Collected data
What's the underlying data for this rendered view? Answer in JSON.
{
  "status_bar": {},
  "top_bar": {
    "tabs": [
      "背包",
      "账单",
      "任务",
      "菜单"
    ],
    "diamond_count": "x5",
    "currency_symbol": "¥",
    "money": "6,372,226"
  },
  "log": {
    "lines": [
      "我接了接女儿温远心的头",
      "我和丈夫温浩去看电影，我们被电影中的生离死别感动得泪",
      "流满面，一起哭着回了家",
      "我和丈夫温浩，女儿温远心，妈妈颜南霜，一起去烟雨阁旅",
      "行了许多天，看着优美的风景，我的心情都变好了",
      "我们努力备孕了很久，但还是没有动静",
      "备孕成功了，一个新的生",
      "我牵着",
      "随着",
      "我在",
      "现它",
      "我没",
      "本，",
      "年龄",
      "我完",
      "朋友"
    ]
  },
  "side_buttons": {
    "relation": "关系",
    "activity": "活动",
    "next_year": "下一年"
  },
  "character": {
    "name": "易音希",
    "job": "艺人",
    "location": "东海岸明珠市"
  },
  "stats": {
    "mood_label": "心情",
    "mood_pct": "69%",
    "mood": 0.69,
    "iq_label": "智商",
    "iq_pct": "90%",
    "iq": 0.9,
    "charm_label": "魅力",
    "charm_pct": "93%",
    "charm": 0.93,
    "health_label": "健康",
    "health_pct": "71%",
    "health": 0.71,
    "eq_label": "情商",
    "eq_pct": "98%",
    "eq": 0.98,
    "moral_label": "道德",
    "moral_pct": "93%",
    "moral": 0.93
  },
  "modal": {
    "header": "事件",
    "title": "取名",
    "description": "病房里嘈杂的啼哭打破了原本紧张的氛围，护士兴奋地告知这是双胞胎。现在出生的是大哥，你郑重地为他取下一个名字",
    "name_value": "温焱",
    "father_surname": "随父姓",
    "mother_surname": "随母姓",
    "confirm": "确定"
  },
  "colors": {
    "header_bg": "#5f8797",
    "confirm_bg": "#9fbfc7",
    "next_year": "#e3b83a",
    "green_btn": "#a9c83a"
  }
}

- _YOUR GOAL_:
Print every entry exactly as written.

- _SOLUTION TO THIS EXERCISE_:
What's the underlying data for this rendered view? Answer in JSON.
{
  "status_bar": {},
  "top_bar": {
    "tabs": [
      "背包",
      "账单",
      "任务",
      "菜单"
    ],
    "diamond_count": "x5",
    "currency_symbol": "¥",
    "money": "6,372,226"
  },
  "log": {
    "lines": [
      "我接了接女儿温远心的头",
      "我和丈夫温浩去看电影，我们被电影中的生离死别感动得泪",
      "流满面，一起哭着回了家",
      "我和丈夫温浩，女儿温远心，妈妈颜南霜，一起去烟雨阁旅",
      "行了许多天，看着优美的风景，我的心情都变好了",
      "我们努力备孕了很久，但还是没有动静",
      "备孕成功了，一个新的生",
      "我牵着",
      "随着",
      "我在",
      "现它",
      "我没",
      "本，",
      "年龄",
      "我完",
      "朋友"
    ]
  },
  "side_buttons": {
    "relation": "关系",
    "activity": "活动",
    "next_year": "下一年"
  },
  "character": {
    "name": "易音希",
    "job": "艺人",
    "location": "东海岸明珠市"
  },
  "stats": {
    "mood_label": "心情",
    "mood_pct": "69%",
    "mood": 0.69,
    "iq_label": "智商",
    "iq_pct": "90%",
    "iq": 0.9,
    "charm_label": "魅力",
    "charm_pct": "93%",
    "charm": 0.93,
    "health_label": "健康",
    "health_pct": "71%",
    "health": 0.71,
    "eq_label": "情商",
    "eq_pct": "98%",
    "eq": 0.98,
    "moral_label": "道德",
    "moral_pct": "93%",
    "moral": 0.93
  },
  "modal": {
    "header": "事件",
    "title": "取名",
    "description": "病房里嘈杂的啼哭打破了原本紧张的氛围，护士兴奋地告知这是双胞胎。现在出生的是大哥，你郑重地为他取下一个名字",
    "name_value": "温焱",
    "father_surname": "随父姓",
    "mother_surname": "随母姓",
    "confirm": "确定"
  },
  "colors": {
    "header_bg": "#5f8797",
    "confirm_bg": "#9fbfc7",
    "next_year": "#e3b83a",
    "green_btn": "#a9c83a"
  }
}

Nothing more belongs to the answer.